== Exercise instructions ==
1. Rewrite the portion of the FDCPA article from "It has long" to "C. § 1692a(6).", substituting "lenders" for "creditors".
2. Translate this sentence from the FDCPA article into Spanish: "It has long been the rule that creditors are generally not considered debt collectors subject to the FDCPA."
3. Continue the article on the Second Circuit's FDCPA false name ruling from the point at which it ends.

The U.S. Court of Appeals for the Second Circuit recently held that creditors may be liable under the false name exception to the Fair Debt Collection Practices Act (“FDCPA”) if they falsely represent to debtors they retained a third-party collection agent, when in fact the agent made no “bona fide” effort to collect.
It has long been the rule that creditors are generally not considered debt collectors subject to the FDCPA. However, the false name exception, codified in section 1692a(6), provides an exception in cases where creditors, “in the process of collecting [their] own debts, uses any name other than [their] own which would indicate that a third person is collecting or attempting to collect such debts.” 15 U.S. C. § 1692a(6).
In Vincent v. The Money Store, 2013 WL 5989446 (November 13, 2013), plaintiff homeowners claimed that The Money Store (“Money Store”) should bear liability under the FDCPA’s false name exception for sending allegedly deceptive debt collection letters in which it misrepresented that the law firm of Moss, Codilis, Stawiarski, Morris, Schneider & Prior, LLP (“Moss Codilis”) had been retained to collect on The Money Store’s behalf. In actuality, The Money Store only hired Moss Codilis to send 30-day “breach” letters and did not authorize them to take further action to collect. Moss Codilis sent some 88,937 letters on behalf of The Money Store, and earned between $3 million and $4.5 million in fees from 1997 through 2002. Id. at * 4.

Records contained in a dataset

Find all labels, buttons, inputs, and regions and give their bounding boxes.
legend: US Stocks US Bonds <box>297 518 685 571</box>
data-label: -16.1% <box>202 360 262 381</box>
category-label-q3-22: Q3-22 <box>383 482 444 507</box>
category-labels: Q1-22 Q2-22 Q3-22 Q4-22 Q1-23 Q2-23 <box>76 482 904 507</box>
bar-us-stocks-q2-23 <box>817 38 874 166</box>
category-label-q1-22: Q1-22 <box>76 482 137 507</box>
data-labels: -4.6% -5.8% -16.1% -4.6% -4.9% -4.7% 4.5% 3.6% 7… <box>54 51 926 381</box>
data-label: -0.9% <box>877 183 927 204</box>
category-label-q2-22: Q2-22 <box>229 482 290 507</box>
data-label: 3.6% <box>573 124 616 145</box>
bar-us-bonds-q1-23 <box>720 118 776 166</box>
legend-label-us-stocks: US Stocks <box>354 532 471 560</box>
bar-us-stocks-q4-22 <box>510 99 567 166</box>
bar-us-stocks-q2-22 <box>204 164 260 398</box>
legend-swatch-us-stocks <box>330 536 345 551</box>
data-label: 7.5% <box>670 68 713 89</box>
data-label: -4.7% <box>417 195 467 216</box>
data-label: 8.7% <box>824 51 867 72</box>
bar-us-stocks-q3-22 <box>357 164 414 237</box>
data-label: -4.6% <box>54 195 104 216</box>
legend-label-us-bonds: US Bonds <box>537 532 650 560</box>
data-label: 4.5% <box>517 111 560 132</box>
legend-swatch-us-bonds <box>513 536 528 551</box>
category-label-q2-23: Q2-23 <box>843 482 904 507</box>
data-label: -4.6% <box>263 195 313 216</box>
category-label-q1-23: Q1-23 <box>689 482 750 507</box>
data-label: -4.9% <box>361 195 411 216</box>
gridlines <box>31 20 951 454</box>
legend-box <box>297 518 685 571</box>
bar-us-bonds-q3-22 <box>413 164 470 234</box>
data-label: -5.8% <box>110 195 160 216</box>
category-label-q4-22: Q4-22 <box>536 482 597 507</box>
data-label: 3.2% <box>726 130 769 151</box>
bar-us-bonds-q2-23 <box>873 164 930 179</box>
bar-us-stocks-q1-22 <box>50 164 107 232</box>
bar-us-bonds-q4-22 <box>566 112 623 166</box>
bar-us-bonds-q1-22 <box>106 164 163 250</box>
---
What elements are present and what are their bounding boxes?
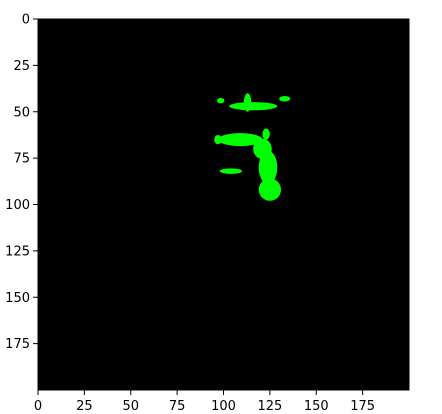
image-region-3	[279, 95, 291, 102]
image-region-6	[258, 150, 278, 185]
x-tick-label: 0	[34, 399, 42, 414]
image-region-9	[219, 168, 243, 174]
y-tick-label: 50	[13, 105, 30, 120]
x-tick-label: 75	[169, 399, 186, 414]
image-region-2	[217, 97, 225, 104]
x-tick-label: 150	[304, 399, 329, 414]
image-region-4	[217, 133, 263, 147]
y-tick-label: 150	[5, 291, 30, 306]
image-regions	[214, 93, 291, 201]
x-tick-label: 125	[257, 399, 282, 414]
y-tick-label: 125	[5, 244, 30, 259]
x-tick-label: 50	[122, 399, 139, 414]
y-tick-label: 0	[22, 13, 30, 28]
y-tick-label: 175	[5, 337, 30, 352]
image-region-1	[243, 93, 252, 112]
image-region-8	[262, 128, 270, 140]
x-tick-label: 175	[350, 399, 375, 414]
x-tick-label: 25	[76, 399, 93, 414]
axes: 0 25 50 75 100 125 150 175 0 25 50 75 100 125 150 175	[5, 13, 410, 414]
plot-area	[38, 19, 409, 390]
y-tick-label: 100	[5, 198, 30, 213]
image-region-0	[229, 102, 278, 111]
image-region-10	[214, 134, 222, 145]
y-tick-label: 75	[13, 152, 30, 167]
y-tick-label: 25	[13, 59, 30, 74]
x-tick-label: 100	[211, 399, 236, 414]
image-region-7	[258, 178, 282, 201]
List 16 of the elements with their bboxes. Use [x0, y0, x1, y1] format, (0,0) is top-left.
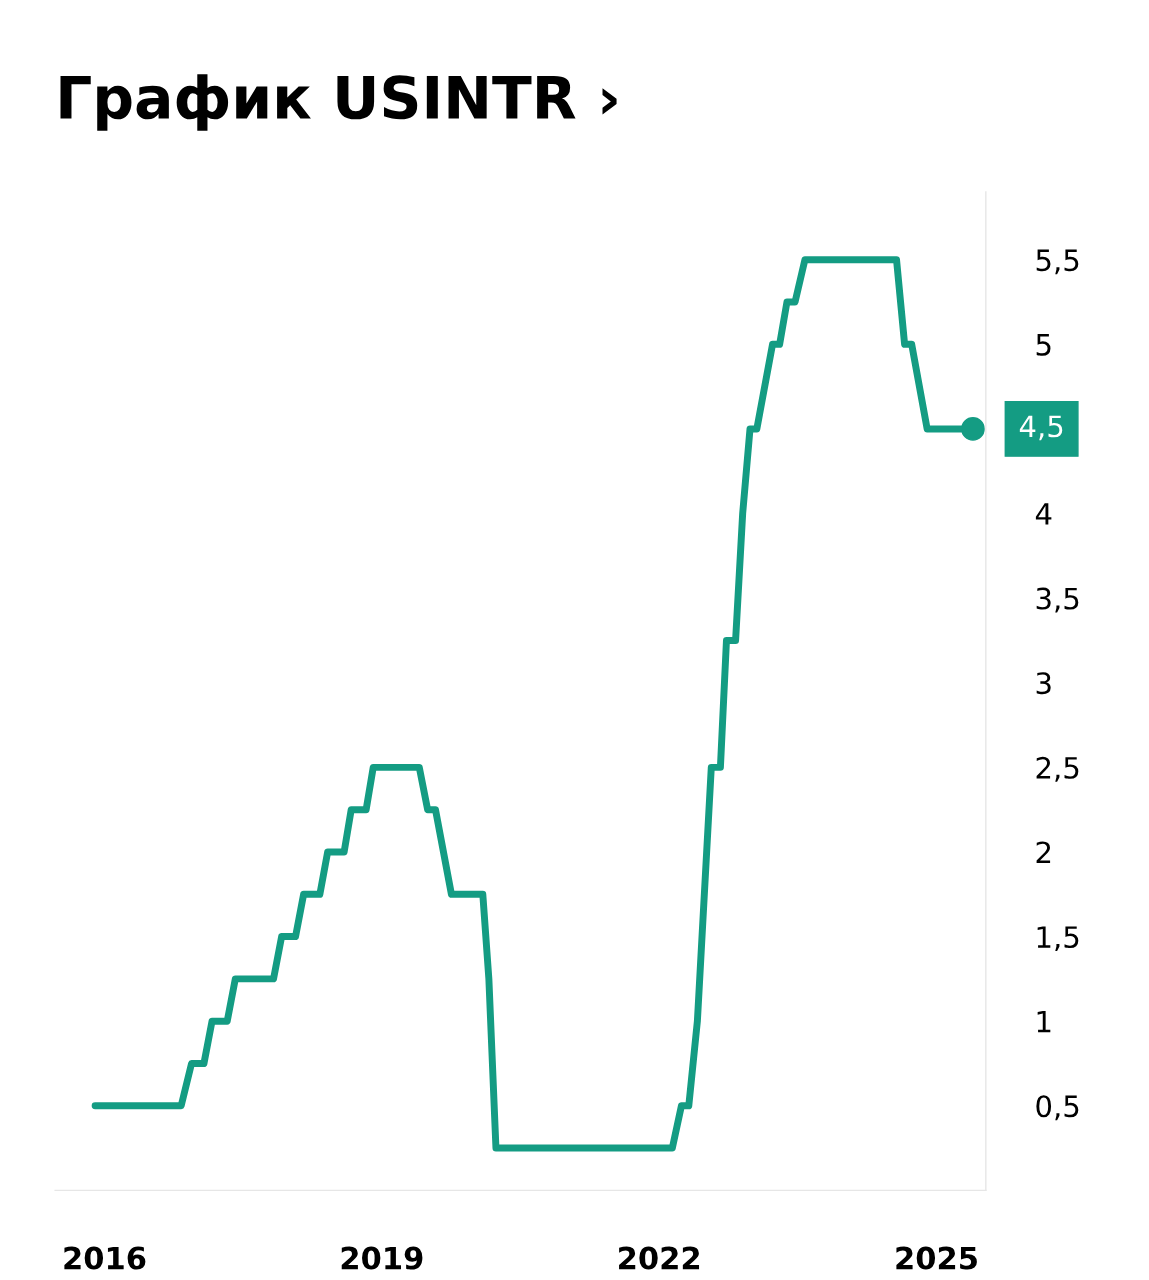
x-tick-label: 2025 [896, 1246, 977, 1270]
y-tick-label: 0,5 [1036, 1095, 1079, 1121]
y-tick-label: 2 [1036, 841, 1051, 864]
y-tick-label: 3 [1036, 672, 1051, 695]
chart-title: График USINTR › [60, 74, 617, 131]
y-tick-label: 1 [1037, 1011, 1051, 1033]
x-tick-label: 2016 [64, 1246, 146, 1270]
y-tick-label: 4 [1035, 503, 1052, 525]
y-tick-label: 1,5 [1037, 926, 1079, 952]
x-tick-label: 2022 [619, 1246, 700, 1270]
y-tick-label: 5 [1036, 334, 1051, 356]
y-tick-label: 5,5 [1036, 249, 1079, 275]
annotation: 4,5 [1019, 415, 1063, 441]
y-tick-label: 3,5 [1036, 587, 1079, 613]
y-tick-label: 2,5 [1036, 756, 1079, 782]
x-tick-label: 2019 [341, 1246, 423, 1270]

== The answers ==
1.
It has long been the rule that lenders are generally not considered debt collectors subject to the FDCPA. However, the false name exception, codified in section 1692a(6), provides an exception in cases where lenders, “in the process of collecting [their] own debts, uses any name other than [their] own which would indicate that a third person is collecting or attempting to collect such debts.” 15 U.S. C. § 1692a(6).

2. Desde hace mucho tiempo rige la norma de que, por lo general, los acreedores no se consideran cobradores de deudas sujetos a la FDCPA.

3.
On April 24, 2003, the plaintiffs commenced suit in the District Court for the Southern District of New York. The plaintiffs claimed The Money Store violated FDCPA by, among other things, creating the false impression that Moss Codilis had been retained and authorized to both collect on behalf of The Money Store, and commence legal action against borrowers. On December 7, 2005, Judge Sprizzo granted summary judgment to The Money Store, relying on a prior decision in a separate but related case, Mazzei v. Money Store, 349 F. Supp.2d 651, 661 (S.D.N.Y. 2004). In Mazzei, the District Court determined the plaintiffs could not rely on the false name exception because: (i) Moss Codilis, not The Money Store, sent the breach letters, (ii) Money Store did not pretend to be Moss Codilis, and (iii) The Money Store did not so systematically control Moss Codilis as to render them its alter ego. Id. at * 5-6. Consequently, Judge Sprizzo found The Money Store was exempt from FDCPA liability. Id. at * 6.
After Judge Sprizzo’s death, the case was reassigned to Judge Koeltl, who denied the plaintiffs’ motion for reconsideration. The plaintiffs appealed, among other issues, the dismissal of their FDCPA claims to the Second Circuit. Id.
In reversing the district court’s grant of summary judgment on the issue of the FDCPA false name exception, Chief Judge Katzmann, writing for the majority, explained that issues of fact existed as to whether Moss Codilis made “bona fide attempts” to collect The Money Store’s debts or whether it was simply performing as a “conduit” for a debt collection process controlled entirely by The Money Store. Id. at * 12. The majority concluded that a jury could determine the breach letters here “falsely implied that Moss Codilis was attempting to collect The Money Store’s debts and would institute legal action against debtors on behalf of The Money Store if the debtors did not resolve the delinquency.” Id. at * 12-13. Judge Katzmann vacated the dismissal of the FDCPA claims and remanded the case for further proceedings.
Judge Livingston dissented, stating that the majority’s “questionable” interpretation of the false name exception “will prove vexing,” as the parameters of the false name exception will now become unpredictable. Id. at * 26.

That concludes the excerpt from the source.